▶ [Direction]
Print all entries word for word.

# start of Material to process

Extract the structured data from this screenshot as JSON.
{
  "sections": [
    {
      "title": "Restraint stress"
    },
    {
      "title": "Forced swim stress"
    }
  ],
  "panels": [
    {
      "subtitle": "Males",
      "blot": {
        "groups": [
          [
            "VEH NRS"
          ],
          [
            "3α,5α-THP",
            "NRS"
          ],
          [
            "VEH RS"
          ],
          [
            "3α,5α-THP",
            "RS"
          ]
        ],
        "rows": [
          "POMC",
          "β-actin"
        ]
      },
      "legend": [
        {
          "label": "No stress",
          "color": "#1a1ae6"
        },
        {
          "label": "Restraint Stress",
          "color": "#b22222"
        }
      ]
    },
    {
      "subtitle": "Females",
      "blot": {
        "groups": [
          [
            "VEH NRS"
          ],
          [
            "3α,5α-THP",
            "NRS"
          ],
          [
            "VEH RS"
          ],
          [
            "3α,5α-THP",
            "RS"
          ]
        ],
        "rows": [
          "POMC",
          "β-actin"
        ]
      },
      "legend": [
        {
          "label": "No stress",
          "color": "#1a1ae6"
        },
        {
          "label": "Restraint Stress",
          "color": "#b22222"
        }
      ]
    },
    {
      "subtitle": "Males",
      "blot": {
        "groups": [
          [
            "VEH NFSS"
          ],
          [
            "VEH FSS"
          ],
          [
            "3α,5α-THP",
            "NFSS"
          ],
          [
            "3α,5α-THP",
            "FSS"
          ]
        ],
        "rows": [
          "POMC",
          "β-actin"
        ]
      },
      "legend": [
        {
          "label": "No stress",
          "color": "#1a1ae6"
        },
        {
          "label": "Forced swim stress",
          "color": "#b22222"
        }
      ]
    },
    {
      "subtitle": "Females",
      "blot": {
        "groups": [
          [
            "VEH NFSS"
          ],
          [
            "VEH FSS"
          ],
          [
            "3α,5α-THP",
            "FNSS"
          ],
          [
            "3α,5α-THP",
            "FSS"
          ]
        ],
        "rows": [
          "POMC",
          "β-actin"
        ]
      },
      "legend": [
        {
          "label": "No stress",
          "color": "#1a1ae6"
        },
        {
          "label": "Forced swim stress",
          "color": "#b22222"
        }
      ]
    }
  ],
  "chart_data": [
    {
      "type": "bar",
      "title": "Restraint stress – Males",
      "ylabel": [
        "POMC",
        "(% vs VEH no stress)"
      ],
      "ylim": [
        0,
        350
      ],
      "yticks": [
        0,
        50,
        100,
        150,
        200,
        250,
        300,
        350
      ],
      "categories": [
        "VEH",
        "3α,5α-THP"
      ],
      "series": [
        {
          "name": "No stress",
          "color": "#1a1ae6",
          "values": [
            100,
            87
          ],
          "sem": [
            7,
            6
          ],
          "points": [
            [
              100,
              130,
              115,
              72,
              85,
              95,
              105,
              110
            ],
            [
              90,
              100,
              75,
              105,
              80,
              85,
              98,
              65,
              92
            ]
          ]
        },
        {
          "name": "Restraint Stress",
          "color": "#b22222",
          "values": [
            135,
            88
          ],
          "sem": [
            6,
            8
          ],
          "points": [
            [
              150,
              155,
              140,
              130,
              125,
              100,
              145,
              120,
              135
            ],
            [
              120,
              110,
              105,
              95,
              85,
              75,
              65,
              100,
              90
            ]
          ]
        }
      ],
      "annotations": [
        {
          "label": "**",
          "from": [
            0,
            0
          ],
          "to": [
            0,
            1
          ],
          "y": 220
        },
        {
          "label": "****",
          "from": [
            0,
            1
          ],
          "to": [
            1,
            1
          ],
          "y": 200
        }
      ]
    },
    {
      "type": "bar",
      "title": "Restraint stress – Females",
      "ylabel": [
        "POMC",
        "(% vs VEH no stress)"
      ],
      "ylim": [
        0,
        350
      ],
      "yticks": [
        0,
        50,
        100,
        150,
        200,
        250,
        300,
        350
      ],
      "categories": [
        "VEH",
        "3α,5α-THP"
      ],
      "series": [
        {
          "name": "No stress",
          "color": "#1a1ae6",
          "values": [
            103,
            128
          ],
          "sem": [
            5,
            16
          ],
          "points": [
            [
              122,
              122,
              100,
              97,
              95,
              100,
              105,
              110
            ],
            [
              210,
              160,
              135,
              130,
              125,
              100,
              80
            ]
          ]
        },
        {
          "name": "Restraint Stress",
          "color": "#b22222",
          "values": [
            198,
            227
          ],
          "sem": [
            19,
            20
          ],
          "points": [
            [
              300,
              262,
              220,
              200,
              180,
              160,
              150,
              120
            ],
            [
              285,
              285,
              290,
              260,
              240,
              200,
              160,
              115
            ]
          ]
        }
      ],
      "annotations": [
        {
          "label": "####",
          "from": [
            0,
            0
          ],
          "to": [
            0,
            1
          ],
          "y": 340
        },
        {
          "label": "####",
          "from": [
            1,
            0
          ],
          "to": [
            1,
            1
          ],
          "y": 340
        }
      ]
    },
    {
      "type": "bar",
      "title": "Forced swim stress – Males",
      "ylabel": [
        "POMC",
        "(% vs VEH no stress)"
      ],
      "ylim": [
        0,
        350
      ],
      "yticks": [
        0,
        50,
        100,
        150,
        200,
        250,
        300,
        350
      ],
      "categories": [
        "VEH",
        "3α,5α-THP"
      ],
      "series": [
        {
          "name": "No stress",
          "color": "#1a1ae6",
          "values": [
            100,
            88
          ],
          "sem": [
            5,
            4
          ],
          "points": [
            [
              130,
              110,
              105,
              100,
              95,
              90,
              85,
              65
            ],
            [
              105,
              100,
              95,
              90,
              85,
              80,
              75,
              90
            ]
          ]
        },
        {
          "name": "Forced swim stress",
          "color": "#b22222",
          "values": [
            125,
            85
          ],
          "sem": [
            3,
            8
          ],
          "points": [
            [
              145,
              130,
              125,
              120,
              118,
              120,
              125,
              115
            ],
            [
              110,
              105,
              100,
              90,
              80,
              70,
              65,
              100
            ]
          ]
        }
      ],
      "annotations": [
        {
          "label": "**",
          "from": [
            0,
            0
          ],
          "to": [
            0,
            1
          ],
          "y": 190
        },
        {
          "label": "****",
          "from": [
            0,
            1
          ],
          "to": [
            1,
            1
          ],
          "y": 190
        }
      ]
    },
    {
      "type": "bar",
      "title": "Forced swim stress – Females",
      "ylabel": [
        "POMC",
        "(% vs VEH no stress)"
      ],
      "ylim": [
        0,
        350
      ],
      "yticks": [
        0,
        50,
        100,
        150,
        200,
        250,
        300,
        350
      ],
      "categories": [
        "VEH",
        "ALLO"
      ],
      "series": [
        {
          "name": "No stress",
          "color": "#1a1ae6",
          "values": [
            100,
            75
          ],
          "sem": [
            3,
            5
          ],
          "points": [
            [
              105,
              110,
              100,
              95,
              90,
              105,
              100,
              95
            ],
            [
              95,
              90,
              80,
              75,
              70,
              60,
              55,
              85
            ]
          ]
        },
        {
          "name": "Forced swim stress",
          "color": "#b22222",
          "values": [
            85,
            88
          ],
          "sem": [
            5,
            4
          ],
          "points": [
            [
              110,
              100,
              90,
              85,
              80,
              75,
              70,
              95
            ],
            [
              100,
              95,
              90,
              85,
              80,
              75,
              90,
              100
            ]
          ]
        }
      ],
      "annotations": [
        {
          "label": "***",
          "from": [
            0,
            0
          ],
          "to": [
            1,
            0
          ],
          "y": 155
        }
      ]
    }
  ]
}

# end of Material to process

▶ [The result]
Extract the structured data from this screenshot as JSON.
{
  "sections": [
    {
      "title": "Restraint stress"
    },
    {
      "title": "Forced swim stress"
    }
  ],
  "panels": [
    {
      "subtitle": "Males",
      "blot": {
        "groups": [
          [
            "VEH NRS"
          ],
          [
            "3α,5α-THP",
            "NRS"
          ],
          [
            "VEH RS"
          ],
          [
            "3α,5α-THP",
            "RS"
          ]
        ],
        "rows": [
          "POMC",
          "β-actin"
        ]
      },
      "legend": [
        {
          "label": "No stress",
          "color": "#1a1ae6"
        },
        {
          "label": "Restraint Stress",
          "color": "#b22222"
        }
      ]
    },
    {
      "subtitle": "Females",
      "blot": {
        "groups": [
          [
            "VEH NRS"
          ],
          [
            "3α,5α-THP",
            "NRS"
          ],
          [
            "VEH RS"
          ],
          [
            "3α,5α-THP",
            "RS"
          ]
        ],
        "rows": [
          "POMC",
          "β-actin"
        ]
      },
      "legend": [
        {
          "label": "No stress",
          "color": "#1a1ae6"
        },
        {
          "label": "Restraint Stress",
          "color": "#b22222"
        }
      ]
    },
    {
      "subtitle": "Males",
      "blot": {
        "groups": [
          [
            "VEH NFSS"
          ],
          [
            "VEH FSS"
          ],
          [
            "3α,5α-THP",
            "NFSS"
          ],
          [
            "3α,5α-THP",
            "FSS"
          ]
        ],
        "rows": [
          "POMC",
          "β-actin"
        ]
      },
      "legend": [
        {
          "label": "No stress",
          "color": "#1a1ae6"
        },
        {
          "label": "Forced swim stress",
          "color": "#b22222"
        }
      ]
    },
    {
      "subtitle": "Females",
      "blot": {
        "groups": [
          [
            "VEH NFSS"
          ],
          [
            "VEH FSS"
          ],
          [
            "3α,5α-THP",
            "FNSS"
          ],
          [
            "3α,5α-THP",
            "FSS"
          ]
        ],
        "rows": [
          "POMC",
          "β-actin"
        ]
      },
      "legend": [
        {
          "label": "No stress",
          "color": "#1a1ae6"
        },
        {
          "label": "Forced swim stress",
          "color": "#b22222"
        }
      ]
    }
  ],
  "chart_data": [
    {
      "type": "bar",
      "title": "Restraint stress – Males",
      "ylabel": [
        "POMC",
        "(% vs VEH no stress)"
      ],
      "ylim": [
        0,
        350
      ],
      "yticks": [
        0,
        50,
        100,
        150,
        200,
        250,
        300,
        350
      ],
      "categories": [
        "VEH",
        "3α,5α-THP"
      ],
      "series": [
        {
          "name": "No stress",
          "color": "#1a1ae6",
          "values": [
            100,
            87
          ],
          "sem": [
            7,
            6
          ],
          "points": [
            [
              100,
              130,
              115,
              72,
              85,
              95,
              105,
              110
            ],
            [
              90,
              100,
              75,
              105,
              80,
              85,
              98,
              65,
              92
            ]
          ]
        },
        {
          "name": "Restraint Stress",
          "color": "#b22222",
          "values": [
            135,
            88
          ],
          "sem": [
            6,
            8
          ],
          "points": [
            [
              150,
              155,
              140,
              130,
              125,
              100,
              145,
              120,
              135
            ],
            [
              120,
              110,
              105,
              95,
              85,
              75,
              65,
              100,
              90
            ]
          ]
        }
      ],
      "annotations": [
        {
          "label": "**",
          "from": [
            0,
            0
          ],
          "to": [
            0,
            1
          ],
          "y": 220
        },
        {
          "label": "****",
          "from": [
            0,
            1
          ],
          "to": [
            1,
            1
          ],
          "y": 200
        }
      ]
    },
    {
      "type": "bar",
      "title": "Restraint stress – Females",
      "ylabel": [
        "POMC",
        "(% vs VEH no stress)"
      ],
      "ylim": [
        0,
        350
      ],
      "yticks": [
        0,
        50,
        100,
        150,
        200,
        250,
        300,
        350
      ],
      "categories": [
        "VEH",
        "3α,5α-THP"
      ],
      "series": [
        {
          "name": "No stress",
          "color": "#1a1ae6",
          "values": [
            103,
            128
          ],
          "sem": [
            5,
            16
          ],
          "points": [
            [
              122,
              122,
              100,
              97,
              95,
              100,
              105,
              110
            ],
            [
              210,
              160,
              135,
              130,
              125,
              100,
              80
            ]
          ]
        },
        {
          "name": "Restraint Stress",
          "color": "#b22222",
          "values": [
            198,
            227
          ],
          "sem": [
            19,
            20
          ],
          "points": [
            [
              300,
              262,
              220,
              200,
              180,
              160,
              150,
              120
            ],
            [
              285,
              285,
              290,
              260,
              240,
              200,
              160,
              115
            ]
          ]
        }
      ],
      "annotations": [
        {
          "label": "####",
          "from": [
            0,
            0
          ],
          "to": [
            0,
            1
          ],
          "y": 340
        },
        {
          "label": "####",
          "from": [
            1,
            0
          ],
          "to": [
            1,
            1
          ],
          "y": 340
        }
      ]
    },
    {
      "type": "bar",
      "title": "Forced swim stress – Males",
      "ylabel": [
        "POMC",
        "(% vs VEH no stress)"
      ],
      "ylim": [
        0,
        350
      ],
      "yticks": [
        0,
        50,
        100,
        150,
        200,
        250,
        300,
        350
      ],
      "categories": [
        "VEH",
        "3α,5α-THP"
      ],
      "series": [
        {
          "name": "No stress",
          "color": "#1a1ae6",
          "values": [
            100,
            88
          ],
          "sem": [
            5,
            4
          ],
          "points": [
            [
              130,
              110,
              105,
              100,
              95,
              90,
              85,
              65
            ],
            [
              105,
              100,
              95,
              90,
              85,
              80,
              75,
              90
            ]
          ]
        },
        {
          "name": "Forced swim stress",
          "color": "#b22222",
          "values": [
            125,
            85
          ],
          "sem": [
            3,
            8
          ],
          "points": [
            [
              145,
              130,
              125,
              120,
              118,
              120,
              125,
              115
            ],
            [
              110,
              105,
              100,
              90,
              80,
              70,
              65,
              100
            ]
          ]
        }
      ],
      "annotations": [
        {
          "label": "**",
          "from": [
            0,
            0
          ],
          "to": [
            0,
            1
          ],
          "y": 190
        },
        {
          "label": "****",
          "from": [
            0,
            1
          ],
          "to": [
            1,
            1
          ],
          "y": 190
        }
      ]
    },
    {
      "type": "bar",
      "title": "Forced swim stress – Females",
      "ylabel": [
        "POMC",
        "(% vs VEH no stress)"
      ],
      "ylim": [
        0,
        350
      ],
      "yticks": [
        0,
        50,
        100,
        150,
        200,
        250,
        300,
        350
      ],
      "categories": [
        "VEH",
        "ALLO"
      ],
      "series": [
        {
          "name": "No stress",
          "color": "#1a1ae6",
          "values": [
            100,
            75
          ],
          "sem": [
            3,
            5
          ],
          "points": [
            [
              105,
              110,
              100,
              95,
              90,
              105,
              100,
              95
            ],
            [
              95,
              90,
              80,
              75,
              70,
              60,
              55,
              85
            ]
          ]
        },
        {
          "name": "Forced swim stress",
          "color": "#b22222",
          "values": [
            85,
            88
          ],
          "sem": [
            5,
            4
          ],
          "points": [
            [
              110,
              100,
              90,
              85,
              80,
              75,
              70,
              95
            ],
            [
              100,
              95,
              90,
              85,
              80,
              75,
              90,
              100
            ]
          ]
        }
      ],
      "annotations": [
        {
          "label": "***",
          "from": [
            0,
            0
          ],
          "to": [
            1,
            0
          ],
          "y": 155
        }
      ]
    }
  ]
}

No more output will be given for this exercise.